◆ Task statement ◆
Within the records below, how many lines contain "icon"? The answer is that number alone.

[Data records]
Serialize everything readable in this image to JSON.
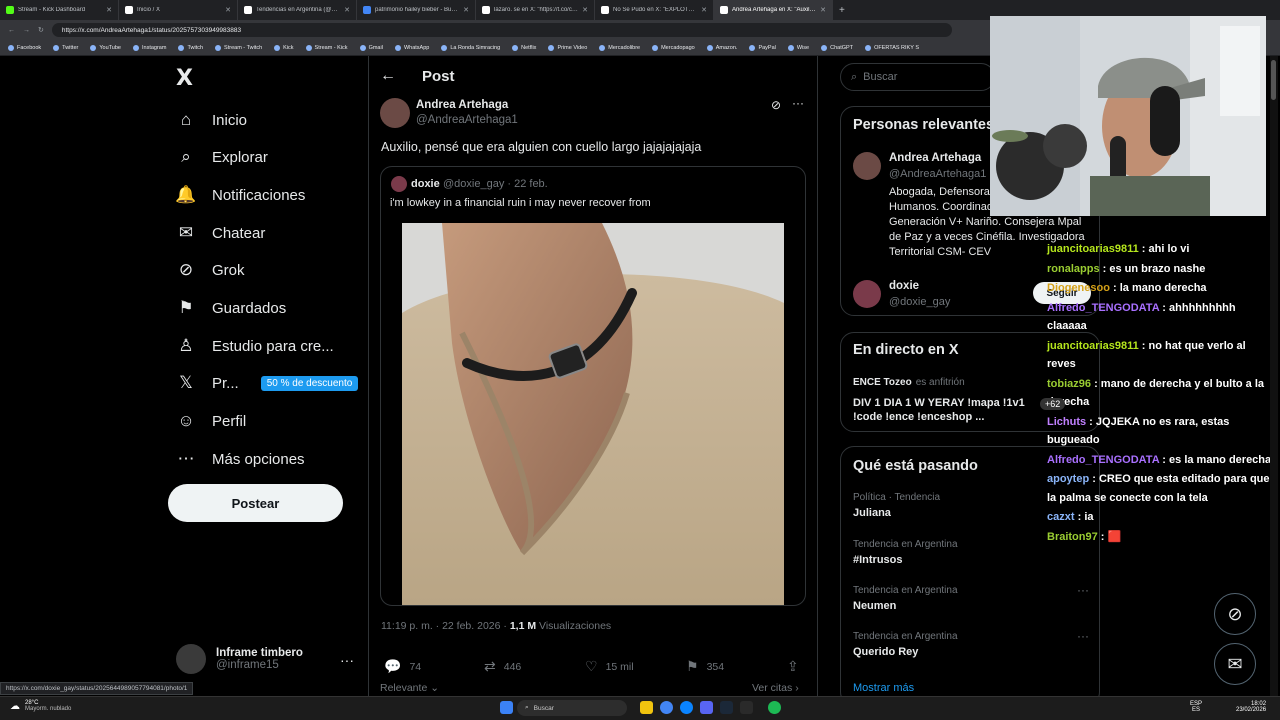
{
  "browser": {
    "tabs": [
      {
        "label": "Stream - Kick Dashboard",
        "color": "#53fc18",
        "active": false
      },
      {
        "label": "Inicio / X",
        "color": "#ffffff",
        "active": false
      },
      {
        "label": "Tendencias en Argentina (@porqu",
        "color": "#ffffff",
        "active": false
      },
      {
        "label": "patrimonio hailey bieber - Buscar",
        "color": "#4285f4",
        "active": false
      },
      {
        "label": "lázaro. se en X: \"https://t.co/cyw",
        "color": "#ffffff",
        "active": false
      },
      {
        "label": "No Se Pudo en X: \"EXPLOTÓ ERN",
        "color": "#ffffff",
        "active": false
      },
      {
        "label": "Andrea Artehaga en X: \"Auxilio, p",
        "color": "#ffffff",
        "active": true
      }
    ],
    "url": "https://x.com/AndreaArtehaga1/status/2025757303949983883",
    "bookmarks": [
      "Facebook",
      "Twitter",
      "YouTube",
      "Instagram",
      "Twitch",
      "Stream - Twitch",
      "Kick",
      "Stream - Kick",
      "Gmail",
      "WhatsApp",
      "La Ronda Simracing",
      "Netflix",
      "Prime Video",
      "Mercadolibre",
      "Mercadopago",
      "Amazon.",
      "PayPal",
      "Wise",
      "ChatGPT",
      "OFERTAS RIKY S"
    ]
  },
  "nav": {
    "logo": "X",
    "items": [
      {
        "label": "Inicio",
        "icon": "home-icon",
        "glyph": "⌂"
      },
      {
        "label": "Explorar",
        "icon": "search-icon",
        "glyph": "⌕"
      },
      {
        "label": "Notificaciones",
        "icon": "bell-icon",
        "glyph": "🔔"
      },
      {
        "label": "Chatear",
        "icon": "mail-icon",
        "glyph": "✉"
      },
      {
        "label": "Grok",
        "icon": "grok-icon",
        "glyph": "⊘"
      },
      {
        "label": "Guardados",
        "icon": "bookmark-icon",
        "glyph": "⚑"
      },
      {
        "label": "Estudio para cre...",
        "icon": "flask-icon",
        "glyph": "♙"
      },
      {
        "label": "Pr...",
        "icon": "x-premium-icon",
        "glyph": "𝕏"
      },
      {
        "label": "Perfil",
        "icon": "person-icon",
        "glyph": "☺"
      },
      {
        "label": "Más opciones",
        "icon": "more-circle-icon",
        "glyph": "⋯"
      }
    ],
    "promo": "50 % de descuento",
    "post_button": "Postear",
    "account": {
      "name": "Inframe timbero",
      "handle": "@inframe15"
    }
  },
  "post": {
    "header": "Post",
    "author": {
      "name": "Andrea Artehaga",
      "handle": "@AndreaArtehaga1"
    },
    "text": "Auxilio, pensé que era alguien con cuello largo jajajajajaja",
    "quote": {
      "name": "doxie",
      "meta": "@doxie_gay · 22 feb.",
      "text": "i'm lowkey in a financial ruin i may never recover from"
    },
    "time": "11:19 p. m. · 22 feb. 2026 ·",
    "views": "1,1 M",
    "views_label": "Visualizaciones",
    "actions": {
      "replies": "74",
      "reposts": "446",
      "likes": "15 mil",
      "bookmarks": "354"
    },
    "relevante": "Relevante",
    "ver_citas": "Ver citas"
  },
  "sidebar": {
    "search_placeholder": "Buscar",
    "relevant_title": "Personas relevantes",
    "person1": {
      "name": "Andrea Artehaga",
      "handle": "@AndreaArtehaga1",
      "bio": "Abogada, Defensora de Derechos Humanos. Coordinadora Nacional Generación V+ Nariño. Consejera Mpal de Paz y a veces Cinéfila. Investigadora Territorial CSM- CEV"
    },
    "person2": {
      "name": "doxie",
      "handle": "@doxie_gay",
      "follow": "Seguir"
    },
    "live_title": "En directo en X",
    "live": {
      "host": "ENCE Tozeo",
      "role": "es anfitrión",
      "title": "DIV 1 DIA 1 W YERAY !mapa !1v1 !code !ence !enceshop ..."
    },
    "trends_title": "Qué está pasando",
    "trends": [
      {
        "cat": "Política · Tendencia",
        "name": "Juliana"
      },
      {
        "cat": "Tendencia en Argentina",
        "name": "#Intrusos"
      },
      {
        "cat": "Tendencia en Argentina",
        "name": "Neumen"
      },
      {
        "cat": "Tendencia en Argentina",
        "name": "Querido Rey"
      }
    ],
    "show_more": "Mostrar más"
  },
  "chat": {
    "messages": [
      {
        "user": "juancitoarias9811",
        "color": "#b5e61d",
        "text": "ahi lo vi"
      },
      {
        "user": "ronalapps",
        "color": "#9acd32",
        "text": "es un brazo nashe"
      },
      {
        "user": "Diogenesoo",
        "color": "#d4a017",
        "text": "la mano derecha"
      },
      {
        "user": "Alfredo_TENGODATA",
        "color": "#a970ff",
        "text": "ahhhhhhhhh claaaaa"
      },
      {
        "user": "juancitoarias9811",
        "color": "#b5e61d",
        "text": "no hat que verlo al reves"
      },
      {
        "user": "tobiaz96",
        "color": "#9acd32",
        "text": "mano de derecha y el bulto a la derecha"
      },
      {
        "user": "Lichuts",
        "color": "#c080ff",
        "text": "JQJEKA no es rara, estas bugueado"
      },
      {
        "user": "Alfredo_TENGODATA",
        "color": "#a970ff",
        "text": "es la mano derecha"
      },
      {
        "user": "apoytep",
        "color": "#8ab4f8",
        "text": "CREO que esta editado para que la palma se conecte con la tela"
      },
      {
        "user": "cazxt",
        "color": "#8ab4f8",
        "text": "ia"
      },
      {
        "user": "Braiton97",
        "color": "#9acd32",
        "text": "🟥"
      }
    ],
    "badge": "+62"
  },
  "status_url": "https://x.com/doxie_gay/status/2025644989057794081/photo/1",
  "taskbar": {
    "weather_temp": "28°C",
    "weather_desc": "Mayorm. nublado",
    "search": "Buscar",
    "lang1": "ESP",
    "lang2": "ES",
    "time": "18:02",
    "date": "23/02/2026"
  }
}
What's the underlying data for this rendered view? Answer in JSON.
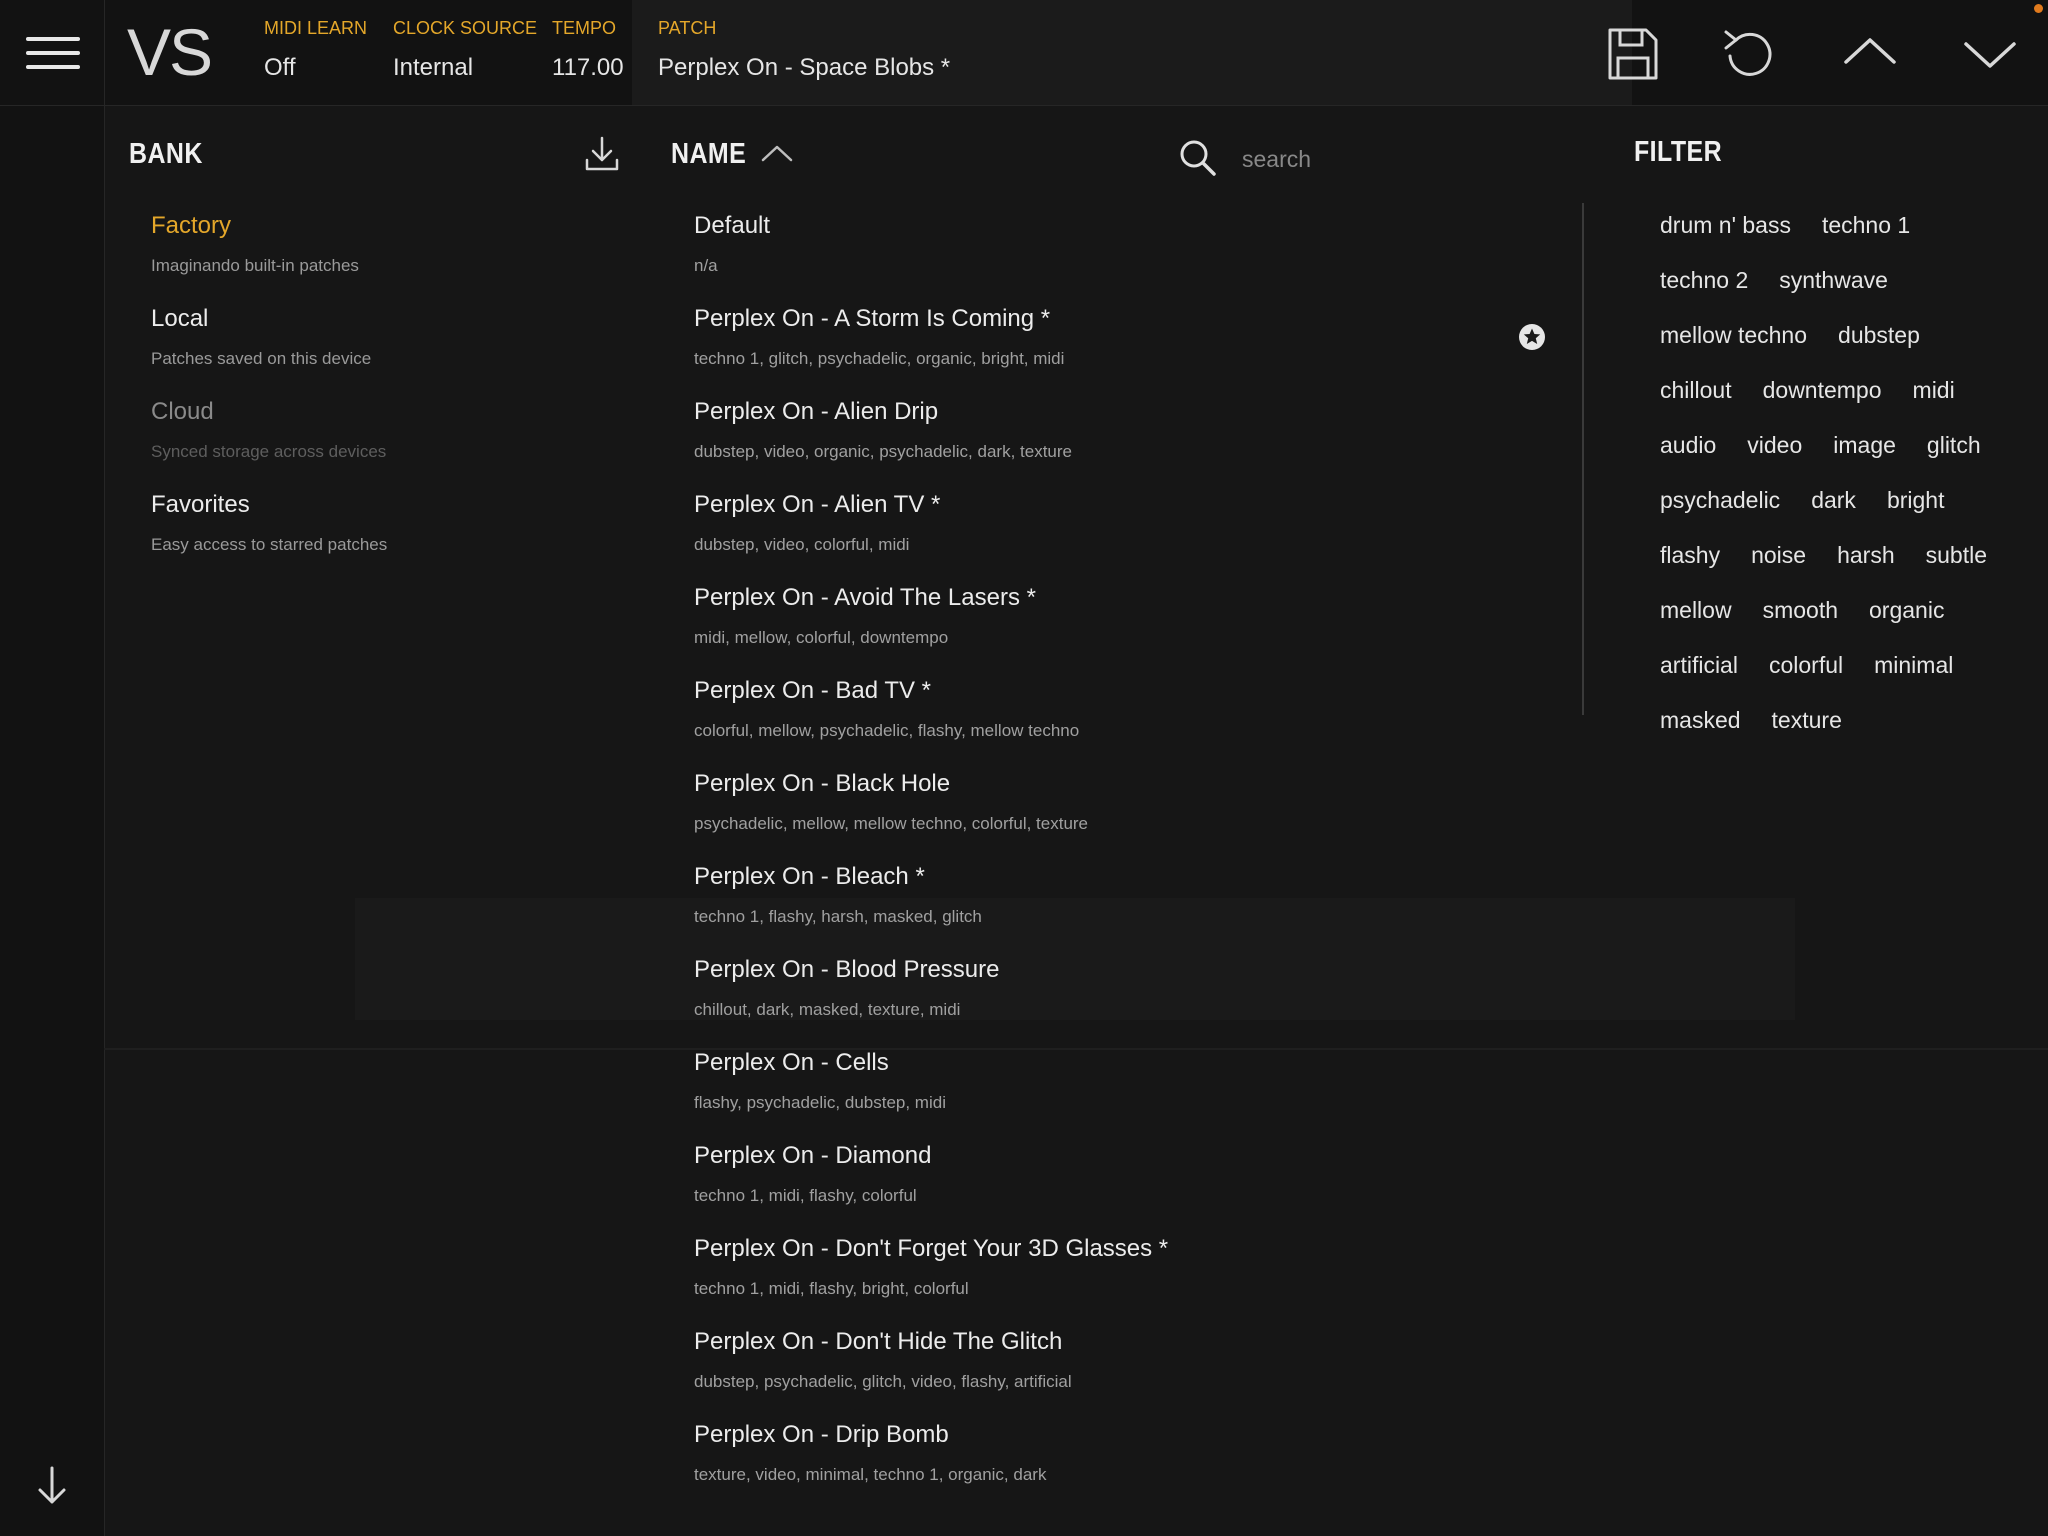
{
  "app": {
    "logo": "VS"
  },
  "topbar": {
    "midi_learn": {
      "label": "MIDI LEARN",
      "value": "Off"
    },
    "clock_source": {
      "label": "CLOCK SOURCE",
      "value": "Internal"
    },
    "tempo": {
      "label": "TEMPO",
      "value": "117.00"
    },
    "patch": {
      "label": "PATCH",
      "value": "Perplex On - Space Blobs *"
    }
  },
  "colors": {
    "accent": "#e4a72a",
    "background": "#161616",
    "status_dot": "#e07a1d"
  },
  "bank": {
    "header": "BANK",
    "items": [
      {
        "title": "Factory",
        "desc": "Imaginando built-in patches",
        "state": "selected"
      },
      {
        "title": "Local",
        "desc": "Patches saved on this device",
        "state": "normal"
      },
      {
        "title": "Cloud",
        "desc": "Synced storage across devices",
        "state": "disabled"
      },
      {
        "title": "Favorites",
        "desc": "Easy access to starred patches",
        "state": "normal"
      }
    ]
  },
  "patches": {
    "header": "NAME",
    "search_placeholder": "search",
    "items": [
      {
        "name": "Default",
        "tags": "n/a"
      },
      {
        "name": "Perplex On - A Storm Is Coming *",
        "tags": "techno 1, glitch, psychadelic, organic, bright, midi",
        "starred": true
      },
      {
        "name": "Perplex On - Alien Drip",
        "tags": "dubstep, video, organic, psychadelic, dark, texture"
      },
      {
        "name": "Perplex On - Alien TV *",
        "tags": "dubstep, video, colorful, midi"
      },
      {
        "name": "Perplex On - Avoid The Lasers *",
        "tags": "midi, mellow, colorful, downtempo"
      },
      {
        "name": "Perplex On - Bad TV *",
        "tags": "colorful, mellow, psychadelic, flashy, mellow techno"
      },
      {
        "name": "Perplex On - Black Hole",
        "tags": "psychadelic, mellow, mellow techno, colorful, texture"
      },
      {
        "name": "Perplex On - Bleach *",
        "tags": "techno 1, flashy, harsh, masked, glitch"
      },
      {
        "name": "Perplex On - Blood Pressure",
        "tags": "chillout, dark, masked, texture, midi"
      },
      {
        "name": "Perplex On - Cells",
        "tags": "flashy, psychadelic, dubstep, midi"
      },
      {
        "name": "Perplex On - Diamond",
        "tags": "techno 1, midi, flashy, colorful"
      },
      {
        "name": "Perplex On - Don't Forget Your 3D Glasses *",
        "tags": "techno 1, midi, flashy, bright, colorful"
      },
      {
        "name": "Perplex On - Don't Hide The Glitch",
        "tags": "dubstep, psychadelic, glitch, video, flashy, artificial"
      },
      {
        "name": "Perplex On - Drip Bomb",
        "tags": "texture, video, minimal, techno 1, organic, dark"
      }
    ]
  },
  "filter": {
    "header": "FILTER",
    "rows": [
      [
        "drum n' bass",
        "techno 1"
      ],
      [
        "techno 2",
        "synthwave"
      ],
      [
        "mellow techno",
        "dubstep"
      ],
      [
        "chillout",
        "downtempo",
        "midi"
      ],
      [
        "audio",
        "video",
        "image",
        "glitch"
      ],
      [
        "psychadelic",
        "dark",
        "bright"
      ],
      [
        "flashy",
        "noise",
        "harsh",
        "subtle"
      ],
      [
        "mellow",
        "smooth",
        "organic"
      ],
      [
        "artificial",
        "colorful",
        "minimal"
      ],
      [
        "masked",
        "texture"
      ]
    ]
  }
}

◆ Result of the exercise ◆
10